Prompt:
Wherever the string "espositivo" appears in a line, extract that line.

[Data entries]
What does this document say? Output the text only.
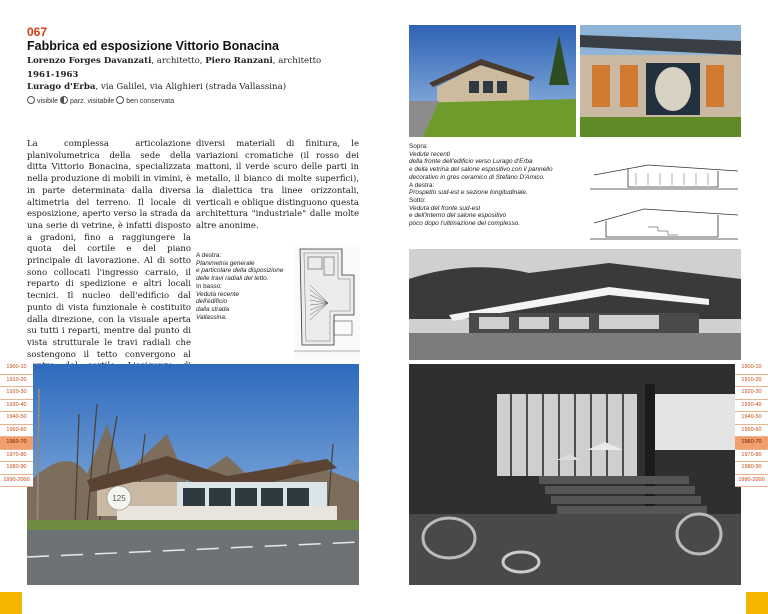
067
Fabbrica ed esposizione Vittorio Bonacina
Lorenzo Forges Davanzati, architetto, Piero Ranzani, architetto
1961-1963
Lurago d'Erba, via Galilei, via Alighieri (strada Vallassina)
visibile parz. visitabile ben conservata

La complessa articolazione planivolumetrica della sede della ditta Vittorio Bonacina, specializzata nella produzione di mobili in vimini, è in parte determinata dalla diversa altimetria del terreno. Il locale di esposizione, aperto verso la strada da una serie di vetrine, è infatti disposto a gradoni, fino a raggiungere la quota del cortile e del piano principale di lavorazione. Al di sotto sono collocati l'ingresso carraio, il reparto di spedizione e altri locali tecnici. Il nucleo dell'edificio dal punto di vista funzionale è costituito dalla direzione, con la visuale aperta su tutti i reparti, mentre dal punto di vista strutturale le travi radiali che sostengono il tetto convergono al

diversi materiali di finitura, le variazioni cromatiche (il rosso dei mattoni, il verde scuro delle parti in metallo, il bianco di molte superfici), la dialettica tra linee orizzontali, verticali e oblique distinguono questa architettura "industriale" dalle molte altre anonime.

A destra:
Planimetria generale
e particolare della disposizione
delle travi radiali del tetto.
In basso:
Veduta recente
dell'edificio
dalla strada
Vallassina.
125
Sopra:
Vedute recenti
della fronte dell'edificio verso Lurago d'Erba
e della vetrina del salone espositivo con il pannello
decorativo in gres ceramico di Stefano D'Amico.
A destra:
Prospetto sud-est e sezione longitudinale.
Sotto:
Veduta del fronte sud-est
e dell'interno del salone espositivo
poco dopo l'ultimazione del complesso.
1900-10
1910-20
1920-30
1930-40
1940-50
1950-60
1960-70
1970-80
1980-90
1990-2000
1900-10
1910-20
1920-30
1930-40
1940-50
1950-60
1960-70
1970-80
1980-90
1990-2000
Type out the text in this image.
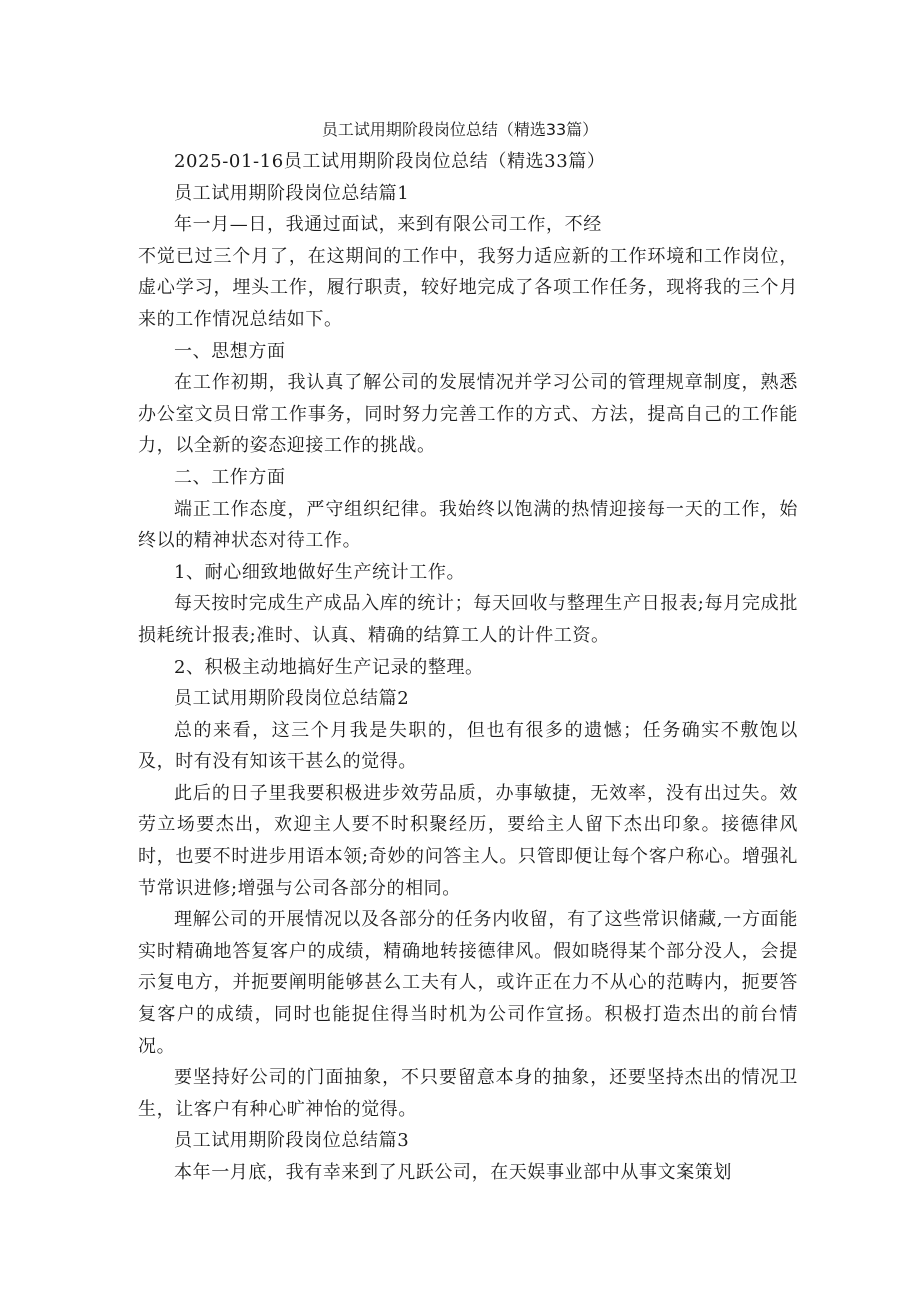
员工试用期阶段岗位总结（精选33篇）

2025-01-16员工试用期阶段岗位总结（精选33篇）

员工试用期阶段岗位总结篇1

年一月—日，我通过面试，来到有限公司工作，不经

不觉已过三个月了，在这期间的工作中，我努力适应新的工作环境和工作岗位，虚心学习，埋头工作，履行职责，较好地完成了各项工作任务，现将我的三个月来的工作情况总结如下。

一、思想方面

在工作初期，我认真了解公司的发展情况并学习公司的管理规章制度，熟悉办公室文员日常工作事务，同时努力完善工作的方式、方法，提高自己的工作能力，以全新的姿态迎接工作的挑战。

二、工作方面

端正工作态度，严守组织纪律。我始终以饱满的热情迎接每一天的工作，始终以的精神状态对待工作。

1、耐心细致地做好生产统计工作。

每天按时完成生产成品入库的统计；每天回收与整理生产日报表;每月完成批损耗统计报表;准时、认真、精确的结算工人的计件工资。

2、积极主动地搞好生产记录的整理。

员工试用期阶段岗位总结篇2

总的来看，这三个月我是失职的，但也有很多的遗憾；任务确实不敷饱以及，时有没有知该干甚么的觉得。

此后的日子里我要积极进步效劳品质，办事敏捷，无效率，没有出过失。效劳立场要杰出，欢迎主人要不时积聚经历，要给主人留下杰出印象。接德律风时，也要不时进步用语本领;奇妙的问答主人。只管即便让每个客户称心。增强礼节常识进修;增强与公司各部分的相同。

理解公司的开展情况以及各部分的任务内收留，有了这些常识储藏,一方面能实时精确地答复客户的成绩，精确地转接德律风。假如晓得某个部分没人，会提示复电方，并扼要阐明能够甚么工夫有人，或许正在力不从心的范畴内，扼要答复客户的成绩，同时也能捉住得当时机为公司作宣扬。积极打造杰出的前台情况。

要坚持好公司的门面抽象，不只要留意本身的抽象，还要坚持杰出的情况卫生，让客户有种心旷神怡的觉得。

员工试用期阶段岗位总结篇3

本年一月底，我有幸来到了凡跃公司，在天娱事业部中从事文案策划
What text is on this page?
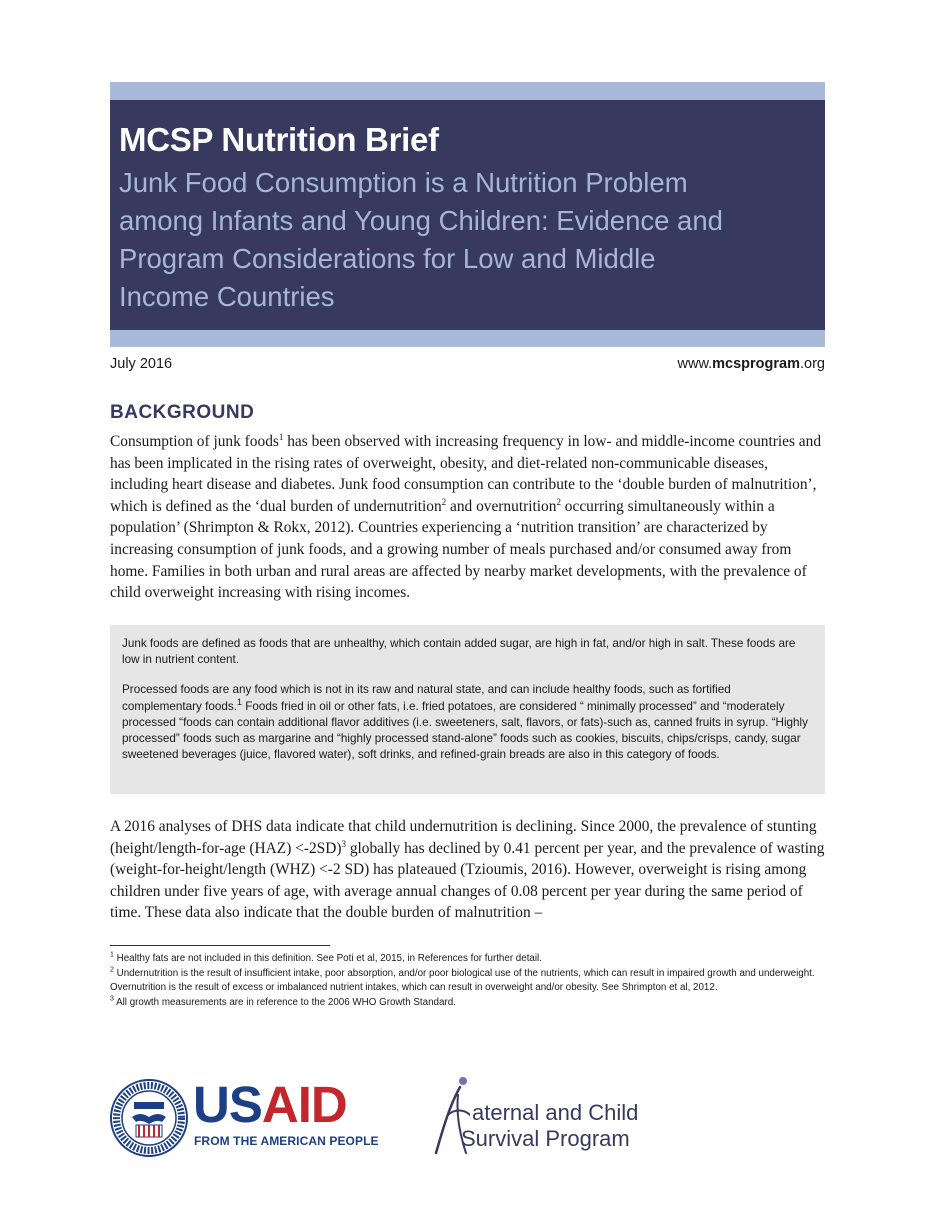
MCSP Nutrition Brief
Junk Food Consumption is a Nutrition Problem
among Infants and Young Children: Evidence and
Program Considerations for Low and Middle
Income Countries
July 2016	www.mcsprogram.org
BACKGROUND

Consumption of junk foods$^1$ has been observed with increasing frequency in low- and middle-income countries and has been implicated in the rising rates of overweight, obesity, and diet-related non-communicable diseases, including heart disease and diabetes. Junk food consumption can contribute to the ‘double burden of malnutrition’, which is defined as the ‘dual burden of undernutrition$^2$ and overnutrition$^2$ occurring simultaneously within a population’ (Shrimpton & Rokx, 2012). Countries experiencing a ‘nutrition transition’ are characterized by increasing consumption of junk foods, and a growing number of meals purchased and/or consumed away from home. Families in both urban and rural areas are affected by nearby market developments, with the prevalence of child overweight increasing with rising incomes.

Junk foods are defined as foods that are unhealthy, which contain added sugar, are high in fat, and/or high in salt. These foods are low in nutrient content.

Processed foods are any food which is not in its raw and natural state, and can include healthy foods, such as fortified complementary foods.$^1$ Foods fried in oil or other fats, i.e. fried potatoes, are considered “ minimally processed” and “moderately processed “foods can contain additional flavor additives (i.e. sweeteners, salt, flavors, or fats)-such as, canned fruits in syrup. “Highly processed” foods such as margarine and “highly processed stand-alone” foods such as cookies, biscuits, chips/crisps, candy, sugar sweetened beverages (juice, flavored water), soft drinks, and refined-grain breads are also in this category of foods.

A 2016 analyses of DHS data indicate that child undernutrition is declining. Since 2000, the prevalence of stunting (height/length-for-age (HAZ) <-2SD)$^3$ globally has declined by 0.41 percent per year, and the prevalence of wasting (weight-for-height/length (WHZ) <-2 SD) has plateaued (Tzioumis, 2016). However, overweight is rising among children under five years of age, with average annual changes of 0.08 percent per year during the same period of time. These data also indicate that the double burden of malnutrition –

$^1$ Healthy fats are not included in this definition. See Poti et al, 2015, in References for further detail.

$^2$ Undernutrition is the result of insufficient intake, poor absorption, and/or poor biological use of the nutrients, which can result in impaired growth and underweight. Overnutrition is the result of excess or imbalanced nutrient intakes, which can result in overweight and/or obesity. See Shrimpton et al, 2012.

$^3$ All growth measurements are in reference to the 2006 WHO Growth Standard.

USAID
FROM THE AMERICAN PEOPLE
aternal and Child
Survival Program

Full solution:
e della vetrina del salone espositivo con il pannello
e dell'interno del salone espositivo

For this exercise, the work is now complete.